- **What you are asked to do**: Copy out the lines that have "this" in them.

- **Data to process**:
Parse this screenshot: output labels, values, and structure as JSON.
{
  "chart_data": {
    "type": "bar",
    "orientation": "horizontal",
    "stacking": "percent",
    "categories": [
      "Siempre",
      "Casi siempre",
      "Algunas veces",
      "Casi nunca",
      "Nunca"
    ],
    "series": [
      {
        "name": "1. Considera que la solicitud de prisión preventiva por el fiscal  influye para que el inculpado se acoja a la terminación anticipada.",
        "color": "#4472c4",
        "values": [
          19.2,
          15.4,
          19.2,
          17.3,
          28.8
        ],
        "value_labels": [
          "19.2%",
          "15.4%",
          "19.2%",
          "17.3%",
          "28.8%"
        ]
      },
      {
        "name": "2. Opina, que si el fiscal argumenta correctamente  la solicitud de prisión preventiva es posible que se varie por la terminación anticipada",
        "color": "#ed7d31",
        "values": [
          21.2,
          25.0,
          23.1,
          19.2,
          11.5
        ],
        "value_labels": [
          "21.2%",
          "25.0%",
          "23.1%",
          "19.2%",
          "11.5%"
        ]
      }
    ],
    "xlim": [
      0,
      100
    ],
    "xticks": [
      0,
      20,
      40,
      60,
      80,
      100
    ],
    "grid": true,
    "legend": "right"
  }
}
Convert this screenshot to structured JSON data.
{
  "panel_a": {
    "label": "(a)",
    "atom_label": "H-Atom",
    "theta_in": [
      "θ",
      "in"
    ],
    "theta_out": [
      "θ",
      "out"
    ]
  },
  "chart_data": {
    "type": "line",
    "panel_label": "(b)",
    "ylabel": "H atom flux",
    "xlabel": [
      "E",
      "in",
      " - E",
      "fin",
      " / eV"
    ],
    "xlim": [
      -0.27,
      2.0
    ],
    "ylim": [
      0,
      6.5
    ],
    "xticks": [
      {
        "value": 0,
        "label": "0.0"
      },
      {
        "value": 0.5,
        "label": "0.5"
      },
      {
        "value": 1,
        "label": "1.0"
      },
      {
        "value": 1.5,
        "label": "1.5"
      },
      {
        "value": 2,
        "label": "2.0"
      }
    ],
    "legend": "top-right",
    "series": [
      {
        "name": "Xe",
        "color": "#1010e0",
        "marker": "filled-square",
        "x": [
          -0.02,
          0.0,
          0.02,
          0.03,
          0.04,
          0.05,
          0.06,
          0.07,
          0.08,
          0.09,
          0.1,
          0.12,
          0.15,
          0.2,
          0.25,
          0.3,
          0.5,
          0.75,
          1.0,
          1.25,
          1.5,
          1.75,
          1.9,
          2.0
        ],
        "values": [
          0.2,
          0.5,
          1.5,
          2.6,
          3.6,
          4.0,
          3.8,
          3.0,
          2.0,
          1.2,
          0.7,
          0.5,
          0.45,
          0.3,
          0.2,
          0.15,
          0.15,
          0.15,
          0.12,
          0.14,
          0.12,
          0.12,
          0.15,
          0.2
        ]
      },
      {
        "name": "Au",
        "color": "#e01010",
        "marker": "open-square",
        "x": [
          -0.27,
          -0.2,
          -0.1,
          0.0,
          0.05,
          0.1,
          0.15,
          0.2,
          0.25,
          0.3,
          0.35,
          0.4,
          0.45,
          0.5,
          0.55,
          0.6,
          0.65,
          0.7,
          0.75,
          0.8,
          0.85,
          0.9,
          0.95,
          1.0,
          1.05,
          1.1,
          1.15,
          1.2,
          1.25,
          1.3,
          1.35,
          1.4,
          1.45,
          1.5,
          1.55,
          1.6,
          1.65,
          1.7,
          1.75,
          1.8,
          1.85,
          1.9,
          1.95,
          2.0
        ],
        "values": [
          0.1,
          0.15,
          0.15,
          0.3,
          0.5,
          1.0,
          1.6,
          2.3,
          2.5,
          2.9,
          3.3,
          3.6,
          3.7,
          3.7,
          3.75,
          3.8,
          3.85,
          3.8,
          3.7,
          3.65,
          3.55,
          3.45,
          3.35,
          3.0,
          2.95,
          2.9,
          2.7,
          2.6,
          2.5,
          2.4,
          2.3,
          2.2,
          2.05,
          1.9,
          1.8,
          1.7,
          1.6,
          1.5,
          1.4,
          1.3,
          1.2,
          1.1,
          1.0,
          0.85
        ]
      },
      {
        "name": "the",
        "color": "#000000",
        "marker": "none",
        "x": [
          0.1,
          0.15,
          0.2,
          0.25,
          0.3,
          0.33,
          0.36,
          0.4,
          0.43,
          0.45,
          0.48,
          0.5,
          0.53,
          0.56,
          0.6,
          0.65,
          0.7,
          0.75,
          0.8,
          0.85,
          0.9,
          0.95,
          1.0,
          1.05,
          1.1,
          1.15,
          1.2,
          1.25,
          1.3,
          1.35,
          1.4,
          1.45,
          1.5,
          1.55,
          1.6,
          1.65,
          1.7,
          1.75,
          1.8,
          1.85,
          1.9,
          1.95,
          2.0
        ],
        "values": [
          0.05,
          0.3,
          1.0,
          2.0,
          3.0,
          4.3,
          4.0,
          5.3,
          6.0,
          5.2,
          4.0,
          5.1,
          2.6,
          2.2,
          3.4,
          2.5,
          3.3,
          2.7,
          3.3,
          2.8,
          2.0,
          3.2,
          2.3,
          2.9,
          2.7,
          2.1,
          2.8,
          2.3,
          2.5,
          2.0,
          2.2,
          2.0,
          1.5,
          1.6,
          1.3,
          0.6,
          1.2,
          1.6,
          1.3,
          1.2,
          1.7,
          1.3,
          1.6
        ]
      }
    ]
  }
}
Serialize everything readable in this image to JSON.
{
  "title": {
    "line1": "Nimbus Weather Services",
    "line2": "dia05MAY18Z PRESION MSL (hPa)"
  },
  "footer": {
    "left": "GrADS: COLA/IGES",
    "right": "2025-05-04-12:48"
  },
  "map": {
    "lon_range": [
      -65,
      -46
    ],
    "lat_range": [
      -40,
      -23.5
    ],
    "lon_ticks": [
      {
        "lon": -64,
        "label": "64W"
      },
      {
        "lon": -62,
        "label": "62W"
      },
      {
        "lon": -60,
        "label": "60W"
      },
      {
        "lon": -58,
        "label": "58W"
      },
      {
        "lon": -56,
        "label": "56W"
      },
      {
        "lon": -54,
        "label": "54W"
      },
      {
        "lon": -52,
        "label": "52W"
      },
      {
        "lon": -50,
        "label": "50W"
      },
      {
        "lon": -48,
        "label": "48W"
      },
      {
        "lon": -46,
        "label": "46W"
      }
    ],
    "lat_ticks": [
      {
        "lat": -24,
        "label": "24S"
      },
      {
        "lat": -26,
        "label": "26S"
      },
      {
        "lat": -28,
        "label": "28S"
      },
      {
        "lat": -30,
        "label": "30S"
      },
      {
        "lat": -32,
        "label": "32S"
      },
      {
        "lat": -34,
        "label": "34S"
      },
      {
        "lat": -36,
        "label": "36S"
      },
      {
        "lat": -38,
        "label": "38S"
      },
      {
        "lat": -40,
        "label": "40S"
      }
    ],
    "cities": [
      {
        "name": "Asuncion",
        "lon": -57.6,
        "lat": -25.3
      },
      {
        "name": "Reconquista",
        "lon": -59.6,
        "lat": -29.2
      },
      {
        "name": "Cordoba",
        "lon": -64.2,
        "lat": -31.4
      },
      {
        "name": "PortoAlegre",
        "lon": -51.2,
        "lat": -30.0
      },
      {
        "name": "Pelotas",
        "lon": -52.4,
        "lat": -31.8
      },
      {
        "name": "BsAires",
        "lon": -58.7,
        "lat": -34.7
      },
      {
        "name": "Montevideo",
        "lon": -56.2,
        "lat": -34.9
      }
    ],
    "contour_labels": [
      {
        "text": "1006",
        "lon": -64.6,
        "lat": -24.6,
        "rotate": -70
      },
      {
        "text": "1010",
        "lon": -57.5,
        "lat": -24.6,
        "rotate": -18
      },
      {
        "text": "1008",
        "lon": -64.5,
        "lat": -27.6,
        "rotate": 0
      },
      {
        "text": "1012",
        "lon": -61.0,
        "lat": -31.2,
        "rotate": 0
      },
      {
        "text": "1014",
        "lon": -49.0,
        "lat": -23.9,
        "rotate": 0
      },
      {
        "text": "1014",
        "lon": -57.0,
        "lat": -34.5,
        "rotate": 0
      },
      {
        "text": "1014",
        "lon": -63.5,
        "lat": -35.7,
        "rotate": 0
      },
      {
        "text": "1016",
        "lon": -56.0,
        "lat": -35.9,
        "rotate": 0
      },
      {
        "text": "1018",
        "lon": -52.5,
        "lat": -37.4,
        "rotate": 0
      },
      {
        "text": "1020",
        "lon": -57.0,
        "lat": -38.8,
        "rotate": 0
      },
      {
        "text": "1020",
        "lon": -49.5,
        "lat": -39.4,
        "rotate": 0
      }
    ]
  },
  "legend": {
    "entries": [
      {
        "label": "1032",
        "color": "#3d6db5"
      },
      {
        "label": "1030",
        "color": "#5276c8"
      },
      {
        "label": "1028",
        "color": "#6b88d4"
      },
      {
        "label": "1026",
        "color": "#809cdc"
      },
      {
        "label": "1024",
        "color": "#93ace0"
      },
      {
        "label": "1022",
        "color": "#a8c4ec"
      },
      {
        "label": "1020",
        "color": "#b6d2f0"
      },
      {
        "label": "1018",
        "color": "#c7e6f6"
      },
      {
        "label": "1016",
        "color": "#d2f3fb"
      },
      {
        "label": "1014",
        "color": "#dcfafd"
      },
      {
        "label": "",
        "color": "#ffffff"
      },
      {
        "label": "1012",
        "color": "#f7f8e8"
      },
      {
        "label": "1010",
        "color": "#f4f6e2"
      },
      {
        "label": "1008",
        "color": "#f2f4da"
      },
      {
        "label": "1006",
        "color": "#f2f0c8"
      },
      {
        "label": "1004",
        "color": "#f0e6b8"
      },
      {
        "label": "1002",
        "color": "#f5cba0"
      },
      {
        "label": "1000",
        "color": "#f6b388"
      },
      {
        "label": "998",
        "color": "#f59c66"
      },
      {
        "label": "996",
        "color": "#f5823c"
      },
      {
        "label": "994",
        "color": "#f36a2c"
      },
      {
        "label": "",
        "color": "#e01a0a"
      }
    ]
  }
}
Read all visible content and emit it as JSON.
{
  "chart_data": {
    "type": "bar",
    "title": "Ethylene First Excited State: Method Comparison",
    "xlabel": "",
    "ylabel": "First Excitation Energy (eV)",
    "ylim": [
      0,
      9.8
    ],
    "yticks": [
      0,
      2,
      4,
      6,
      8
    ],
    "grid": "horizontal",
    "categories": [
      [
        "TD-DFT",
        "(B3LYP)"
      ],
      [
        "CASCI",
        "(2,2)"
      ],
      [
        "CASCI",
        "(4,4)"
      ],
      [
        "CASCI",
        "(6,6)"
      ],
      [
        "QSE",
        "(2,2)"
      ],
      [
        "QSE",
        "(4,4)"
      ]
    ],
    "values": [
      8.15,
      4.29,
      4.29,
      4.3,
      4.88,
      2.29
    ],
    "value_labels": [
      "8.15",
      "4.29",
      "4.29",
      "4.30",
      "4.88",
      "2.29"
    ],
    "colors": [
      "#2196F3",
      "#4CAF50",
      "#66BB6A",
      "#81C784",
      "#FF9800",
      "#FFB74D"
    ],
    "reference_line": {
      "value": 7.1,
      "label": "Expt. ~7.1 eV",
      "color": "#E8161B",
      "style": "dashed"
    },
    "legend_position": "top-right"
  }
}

- **Task response**:
Parse this screenshot: output labels, values, and structure as JSON.
Convert this screenshot to structured JSON data.
Serialize everything readable in this image to JSON.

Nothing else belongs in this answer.